- [TEXTO MOSTRADO]
=====

Los discípulos le preguntaron: “¿Dónde quieres que la preparemos?”. Nosotros podemos preguntar “¿Cómo querés que la preparemos?”. Cómo en cuanto a los afectos: ¿Con qué disposición afectiva, centrados en qué sentimientos, con cuánto fervor y pasión querés que preparemos la Pascua?

Leyendo la Pasión uno puede ir tanteando en las escenas y en los diálogos, tratando de imaginar afectivamente cuáles serían los sentimientos de Jesús en la Pasión. Los sentimientos fuertes, quiero decir, los más hondos…

Al fijar el corazón en esto de los sentimientos impresiona mucho lo humano y lo divino que se ve a Jesús. Por un lado se lo ve Dueño de sí, con un Señorío que está lleno de la potencia del Espíritu y que se manifiesta hasta en los últimos detalles. No lo vemos al Señor poseído por un solo sentimiento (depresión por la traición, miedo a la muerte, bronca por los que lo empujan y se le burlan…). Al contrario, uno lo siente como atento a todo, con los sentimientos a flor de piel, pero centrados. El Señor siente todo: lo grande y dramático y lo pequeño y banal. Como dice Guardini “Jesús saca de su interior las fuerzas más vigorosas y se arma para la lucha suprema”.
Por otro lado –y esto es lo que contrasta con el Señorío- Jesús es arrastrado por los acontecimientos. En esto es como cualquier ser humano. En unas pocas horas lo arrestaron, lo condenaron y lo ejecutaron. Y lo que admira es el trabajo interior que el Señor hace. No se si me explico: me impresiona que “no trate de cambiar los acontecimientos”. Se somete a ellos y los modela desde adentro. Eso es lo que deslumbra en la Pasión: parece que a Jesús le pasan todas y que es el único que no actua y eso mismo hace que surja con nitidez la fuerza de su amor. El Señor padece con amor. Y ama apasionadamente.

Aquí es donde entran nuestras pasiones. A ellas tiene que llegar el efecto benéfico de la Pasión del Señor. No solo a nuestras ideas y buenas intenciones. La Pasión tiene que llegar nuestras pasiones, a ese lugar en donde un “salta” (pasión irascible) o donde uno es “arrastrado irresistiblemente” (pasión concupiscible). Allí tiene que llegar la gracia de la Pasión de Cristo, para apasionarnos con el Bien y para fortalecernos ante el mal.

=====

- [CONSIGNA 1]
Responda a partir del texto sobre la Pasión:
(a) ¿Qué preguntaron los discípulos?
(b) ¿A quién se cita al hablar de las fuerzas que Jesús saca de su interior?
(c) ¿Cómo se llama la pasión en la que uno es "arrastrado irresistiblemente"?
- [CONSIGNA 2]
Redacte una continuación del texto sobre la Pasión que comience después de su última oración.

=====

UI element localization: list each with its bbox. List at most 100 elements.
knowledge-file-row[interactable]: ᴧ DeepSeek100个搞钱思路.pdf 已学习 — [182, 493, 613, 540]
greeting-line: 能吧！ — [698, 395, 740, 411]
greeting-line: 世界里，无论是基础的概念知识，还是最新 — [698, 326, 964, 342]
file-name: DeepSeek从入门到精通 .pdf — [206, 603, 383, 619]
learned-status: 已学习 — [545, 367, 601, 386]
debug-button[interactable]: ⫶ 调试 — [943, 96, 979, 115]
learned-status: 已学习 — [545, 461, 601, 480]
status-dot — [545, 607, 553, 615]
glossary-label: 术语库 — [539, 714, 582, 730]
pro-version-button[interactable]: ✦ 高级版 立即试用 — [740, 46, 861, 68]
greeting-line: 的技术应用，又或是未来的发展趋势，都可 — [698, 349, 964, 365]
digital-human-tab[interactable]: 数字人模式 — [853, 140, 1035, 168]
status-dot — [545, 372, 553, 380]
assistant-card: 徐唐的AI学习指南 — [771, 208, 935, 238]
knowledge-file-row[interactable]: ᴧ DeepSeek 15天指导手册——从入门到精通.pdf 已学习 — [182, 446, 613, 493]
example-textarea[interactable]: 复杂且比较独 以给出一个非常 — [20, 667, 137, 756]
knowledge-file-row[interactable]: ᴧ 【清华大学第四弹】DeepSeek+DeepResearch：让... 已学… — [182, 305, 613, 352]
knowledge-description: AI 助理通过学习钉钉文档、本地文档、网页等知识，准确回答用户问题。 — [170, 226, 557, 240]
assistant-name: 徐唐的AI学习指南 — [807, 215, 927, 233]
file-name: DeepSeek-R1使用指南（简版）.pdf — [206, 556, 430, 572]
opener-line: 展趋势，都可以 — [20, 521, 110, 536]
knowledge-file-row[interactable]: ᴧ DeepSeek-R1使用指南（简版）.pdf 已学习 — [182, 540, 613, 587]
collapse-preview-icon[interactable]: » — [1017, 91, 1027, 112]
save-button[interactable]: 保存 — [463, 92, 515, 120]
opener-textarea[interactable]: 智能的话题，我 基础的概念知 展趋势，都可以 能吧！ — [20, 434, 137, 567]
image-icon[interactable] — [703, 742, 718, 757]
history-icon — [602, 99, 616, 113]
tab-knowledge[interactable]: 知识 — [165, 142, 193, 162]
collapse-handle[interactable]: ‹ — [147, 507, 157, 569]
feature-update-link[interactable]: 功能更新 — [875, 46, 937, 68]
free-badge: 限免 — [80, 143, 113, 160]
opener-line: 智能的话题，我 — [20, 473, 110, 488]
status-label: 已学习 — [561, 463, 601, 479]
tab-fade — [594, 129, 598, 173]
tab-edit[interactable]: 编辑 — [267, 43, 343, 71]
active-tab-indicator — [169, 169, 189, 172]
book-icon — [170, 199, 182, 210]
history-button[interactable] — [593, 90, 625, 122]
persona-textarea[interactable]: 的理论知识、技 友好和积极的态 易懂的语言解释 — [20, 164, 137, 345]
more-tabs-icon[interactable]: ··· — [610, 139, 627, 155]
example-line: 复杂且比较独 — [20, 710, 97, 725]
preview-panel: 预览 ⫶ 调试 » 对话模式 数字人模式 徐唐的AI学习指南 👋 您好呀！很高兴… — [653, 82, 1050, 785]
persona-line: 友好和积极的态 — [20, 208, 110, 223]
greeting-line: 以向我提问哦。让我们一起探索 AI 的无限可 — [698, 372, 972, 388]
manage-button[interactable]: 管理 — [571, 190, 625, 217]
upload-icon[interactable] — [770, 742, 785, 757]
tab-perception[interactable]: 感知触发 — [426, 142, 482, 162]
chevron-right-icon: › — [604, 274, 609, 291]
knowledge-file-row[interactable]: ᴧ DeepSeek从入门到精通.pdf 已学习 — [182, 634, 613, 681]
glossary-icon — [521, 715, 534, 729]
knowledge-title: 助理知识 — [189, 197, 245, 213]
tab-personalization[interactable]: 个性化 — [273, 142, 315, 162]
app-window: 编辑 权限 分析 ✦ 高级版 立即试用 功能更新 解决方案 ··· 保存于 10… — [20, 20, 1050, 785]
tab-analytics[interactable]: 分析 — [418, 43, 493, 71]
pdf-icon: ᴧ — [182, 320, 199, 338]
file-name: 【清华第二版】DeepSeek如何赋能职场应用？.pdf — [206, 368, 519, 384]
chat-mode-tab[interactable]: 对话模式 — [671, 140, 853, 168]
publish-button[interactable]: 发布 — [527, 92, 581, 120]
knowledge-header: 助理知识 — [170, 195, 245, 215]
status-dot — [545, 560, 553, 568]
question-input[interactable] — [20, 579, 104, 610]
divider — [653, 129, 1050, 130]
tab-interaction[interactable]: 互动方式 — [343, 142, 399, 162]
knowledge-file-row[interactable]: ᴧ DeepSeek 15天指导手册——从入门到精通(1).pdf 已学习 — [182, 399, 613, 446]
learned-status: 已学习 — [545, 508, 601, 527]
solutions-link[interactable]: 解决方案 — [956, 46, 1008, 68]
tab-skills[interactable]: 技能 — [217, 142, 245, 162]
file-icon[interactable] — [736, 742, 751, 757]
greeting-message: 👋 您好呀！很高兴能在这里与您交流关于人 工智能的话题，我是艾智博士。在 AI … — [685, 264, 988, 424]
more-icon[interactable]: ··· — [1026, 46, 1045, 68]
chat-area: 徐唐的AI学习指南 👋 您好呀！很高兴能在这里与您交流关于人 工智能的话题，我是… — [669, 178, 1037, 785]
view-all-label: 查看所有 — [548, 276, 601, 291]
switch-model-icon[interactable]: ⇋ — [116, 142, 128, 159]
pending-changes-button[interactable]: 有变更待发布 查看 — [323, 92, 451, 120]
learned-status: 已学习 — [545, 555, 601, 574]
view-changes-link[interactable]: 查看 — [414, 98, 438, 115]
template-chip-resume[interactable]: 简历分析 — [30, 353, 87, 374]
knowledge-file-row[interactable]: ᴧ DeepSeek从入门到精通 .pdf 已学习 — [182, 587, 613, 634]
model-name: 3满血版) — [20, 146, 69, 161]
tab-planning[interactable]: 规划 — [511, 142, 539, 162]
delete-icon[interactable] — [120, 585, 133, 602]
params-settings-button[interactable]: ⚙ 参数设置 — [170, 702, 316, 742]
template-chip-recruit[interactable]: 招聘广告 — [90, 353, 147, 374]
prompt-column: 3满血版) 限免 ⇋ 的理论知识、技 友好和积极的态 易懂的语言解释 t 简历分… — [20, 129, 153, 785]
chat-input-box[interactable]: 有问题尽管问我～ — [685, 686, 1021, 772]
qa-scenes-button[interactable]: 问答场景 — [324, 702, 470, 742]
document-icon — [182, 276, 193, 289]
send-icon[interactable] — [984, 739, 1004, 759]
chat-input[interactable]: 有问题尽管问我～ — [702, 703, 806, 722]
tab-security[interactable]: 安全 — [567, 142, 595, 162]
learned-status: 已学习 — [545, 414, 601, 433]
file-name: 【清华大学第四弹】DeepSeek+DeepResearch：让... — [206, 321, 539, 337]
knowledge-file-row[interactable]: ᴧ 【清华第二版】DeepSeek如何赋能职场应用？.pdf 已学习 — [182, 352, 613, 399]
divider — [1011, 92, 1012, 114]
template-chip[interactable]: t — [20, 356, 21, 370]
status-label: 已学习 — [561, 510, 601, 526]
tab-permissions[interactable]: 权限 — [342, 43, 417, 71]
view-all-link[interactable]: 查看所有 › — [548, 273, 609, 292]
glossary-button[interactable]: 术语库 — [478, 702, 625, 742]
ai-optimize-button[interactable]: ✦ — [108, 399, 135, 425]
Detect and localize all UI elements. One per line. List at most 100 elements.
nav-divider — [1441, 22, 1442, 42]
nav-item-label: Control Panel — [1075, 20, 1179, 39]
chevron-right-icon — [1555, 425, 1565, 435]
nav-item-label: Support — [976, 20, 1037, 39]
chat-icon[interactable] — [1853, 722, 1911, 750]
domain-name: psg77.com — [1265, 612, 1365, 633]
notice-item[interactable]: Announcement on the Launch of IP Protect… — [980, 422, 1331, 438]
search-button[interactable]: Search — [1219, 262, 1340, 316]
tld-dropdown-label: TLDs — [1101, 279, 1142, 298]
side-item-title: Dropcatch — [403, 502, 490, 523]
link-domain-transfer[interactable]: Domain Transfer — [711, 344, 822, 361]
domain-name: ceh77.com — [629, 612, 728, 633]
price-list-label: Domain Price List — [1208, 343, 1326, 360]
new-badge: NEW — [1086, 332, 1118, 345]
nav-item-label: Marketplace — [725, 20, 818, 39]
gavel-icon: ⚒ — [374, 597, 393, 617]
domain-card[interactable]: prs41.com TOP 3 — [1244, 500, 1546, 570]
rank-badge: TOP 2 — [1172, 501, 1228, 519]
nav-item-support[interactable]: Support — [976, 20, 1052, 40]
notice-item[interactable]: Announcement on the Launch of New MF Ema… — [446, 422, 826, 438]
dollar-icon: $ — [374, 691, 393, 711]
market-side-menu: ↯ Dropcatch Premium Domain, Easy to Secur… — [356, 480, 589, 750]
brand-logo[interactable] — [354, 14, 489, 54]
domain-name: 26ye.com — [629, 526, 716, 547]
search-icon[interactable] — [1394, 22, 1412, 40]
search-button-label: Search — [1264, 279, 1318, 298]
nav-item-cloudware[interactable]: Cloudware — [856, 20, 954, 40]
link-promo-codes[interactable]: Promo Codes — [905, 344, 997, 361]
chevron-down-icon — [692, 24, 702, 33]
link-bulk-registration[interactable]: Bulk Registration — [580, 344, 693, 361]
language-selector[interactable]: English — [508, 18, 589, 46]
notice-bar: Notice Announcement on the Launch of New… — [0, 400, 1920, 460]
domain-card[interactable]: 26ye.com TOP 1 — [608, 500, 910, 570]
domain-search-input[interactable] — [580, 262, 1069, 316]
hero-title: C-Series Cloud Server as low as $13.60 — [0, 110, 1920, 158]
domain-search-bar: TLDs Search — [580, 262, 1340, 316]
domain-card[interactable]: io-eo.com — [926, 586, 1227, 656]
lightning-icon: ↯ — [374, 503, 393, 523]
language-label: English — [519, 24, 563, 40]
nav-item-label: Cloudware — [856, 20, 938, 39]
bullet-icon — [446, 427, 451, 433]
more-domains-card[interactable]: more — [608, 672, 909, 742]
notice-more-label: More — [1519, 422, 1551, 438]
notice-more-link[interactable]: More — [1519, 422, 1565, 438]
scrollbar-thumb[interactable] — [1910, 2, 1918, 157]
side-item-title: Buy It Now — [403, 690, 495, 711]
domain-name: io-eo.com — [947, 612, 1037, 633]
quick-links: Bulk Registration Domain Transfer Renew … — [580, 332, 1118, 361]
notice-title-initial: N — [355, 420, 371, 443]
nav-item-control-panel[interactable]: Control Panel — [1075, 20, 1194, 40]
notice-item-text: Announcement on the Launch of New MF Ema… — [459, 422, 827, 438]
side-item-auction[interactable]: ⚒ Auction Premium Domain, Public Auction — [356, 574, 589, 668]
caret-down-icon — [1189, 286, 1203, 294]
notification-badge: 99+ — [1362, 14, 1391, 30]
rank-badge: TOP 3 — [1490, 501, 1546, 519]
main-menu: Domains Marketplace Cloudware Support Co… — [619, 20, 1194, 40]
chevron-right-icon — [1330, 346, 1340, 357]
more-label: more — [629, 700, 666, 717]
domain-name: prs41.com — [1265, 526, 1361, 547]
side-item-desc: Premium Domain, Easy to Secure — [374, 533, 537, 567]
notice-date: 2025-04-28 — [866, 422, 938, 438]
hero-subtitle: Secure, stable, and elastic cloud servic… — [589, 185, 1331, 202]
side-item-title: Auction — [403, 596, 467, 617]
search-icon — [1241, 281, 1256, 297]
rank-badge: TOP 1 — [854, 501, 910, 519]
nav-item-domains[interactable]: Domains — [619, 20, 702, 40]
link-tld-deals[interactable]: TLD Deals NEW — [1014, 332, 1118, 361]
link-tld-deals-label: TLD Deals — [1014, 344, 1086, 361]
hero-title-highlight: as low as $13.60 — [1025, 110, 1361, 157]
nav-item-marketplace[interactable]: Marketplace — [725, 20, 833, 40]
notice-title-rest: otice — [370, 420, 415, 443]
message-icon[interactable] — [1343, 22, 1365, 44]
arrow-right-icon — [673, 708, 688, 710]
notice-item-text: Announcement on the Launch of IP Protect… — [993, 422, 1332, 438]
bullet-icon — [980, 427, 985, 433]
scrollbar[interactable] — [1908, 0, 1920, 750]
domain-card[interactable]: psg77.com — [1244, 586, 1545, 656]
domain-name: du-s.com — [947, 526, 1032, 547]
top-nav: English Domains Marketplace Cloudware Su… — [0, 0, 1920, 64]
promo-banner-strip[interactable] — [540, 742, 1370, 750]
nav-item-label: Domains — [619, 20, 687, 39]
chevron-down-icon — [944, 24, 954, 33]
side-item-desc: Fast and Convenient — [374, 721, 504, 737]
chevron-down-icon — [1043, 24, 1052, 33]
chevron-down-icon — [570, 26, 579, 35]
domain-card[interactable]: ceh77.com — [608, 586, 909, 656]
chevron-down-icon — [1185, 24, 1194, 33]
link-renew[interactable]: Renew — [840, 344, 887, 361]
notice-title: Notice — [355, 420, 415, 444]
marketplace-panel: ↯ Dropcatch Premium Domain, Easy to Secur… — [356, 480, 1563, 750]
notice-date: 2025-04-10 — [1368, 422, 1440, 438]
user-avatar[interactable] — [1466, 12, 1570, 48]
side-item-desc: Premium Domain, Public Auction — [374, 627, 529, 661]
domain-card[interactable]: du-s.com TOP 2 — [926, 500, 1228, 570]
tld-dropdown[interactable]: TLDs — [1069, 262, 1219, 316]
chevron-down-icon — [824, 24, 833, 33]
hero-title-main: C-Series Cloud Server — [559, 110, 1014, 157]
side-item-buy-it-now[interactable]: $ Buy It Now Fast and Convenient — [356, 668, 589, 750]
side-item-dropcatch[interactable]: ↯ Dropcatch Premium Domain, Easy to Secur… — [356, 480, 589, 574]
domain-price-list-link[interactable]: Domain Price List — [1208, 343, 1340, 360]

=====

- [RESPUESTA 1]
(a) "¿Dónde quieres que la preparemos?"
(b) A Guardini.
(c) Pasión concupiscible.

- [RESPUESTA 2]
Uno de los dramas de nuestro mundo, dicen los psicólogos, es la pérdida del deseo. Invadidos por bienes menores –bienes de consumo- se nos apaga el deseo del Bien con mayúsculas (el Bien común, de todo el hombre y de todos los hombres, el Bien trascendente). El amor a las chucherías tecnológicas enfría el Amor apasionado a las personas.
Por otro lado, los males que se nos muestran con toda crudeza no vienen “revestidos de publicidad” y causan verdadera angustia. Si uno ve los noticieros podemos entender bastante lo que significa el ver los pecados del mundo, los males y sufrimientos por los cuales va Jesús a la Pasión. Nosotros los vemos en gran medida todos los días. Angustia grande y real y deseos artificiales y pequeños: una mala mezcla. En estas coordenadas se mueven nuestras pasiones: el deseo del bien (concupiscencia) y el rechazo del mal (irascibilidad).

¿Y Jesús? ¿Cuáles son sus deseos apasionados? ¿Qué mal le angustia? ¿En qué amor está arraigado su Corazón?

Elegimos del evangelio de Lucas dos pasajes en los que se habla explícitamente de sus deseos y angustias.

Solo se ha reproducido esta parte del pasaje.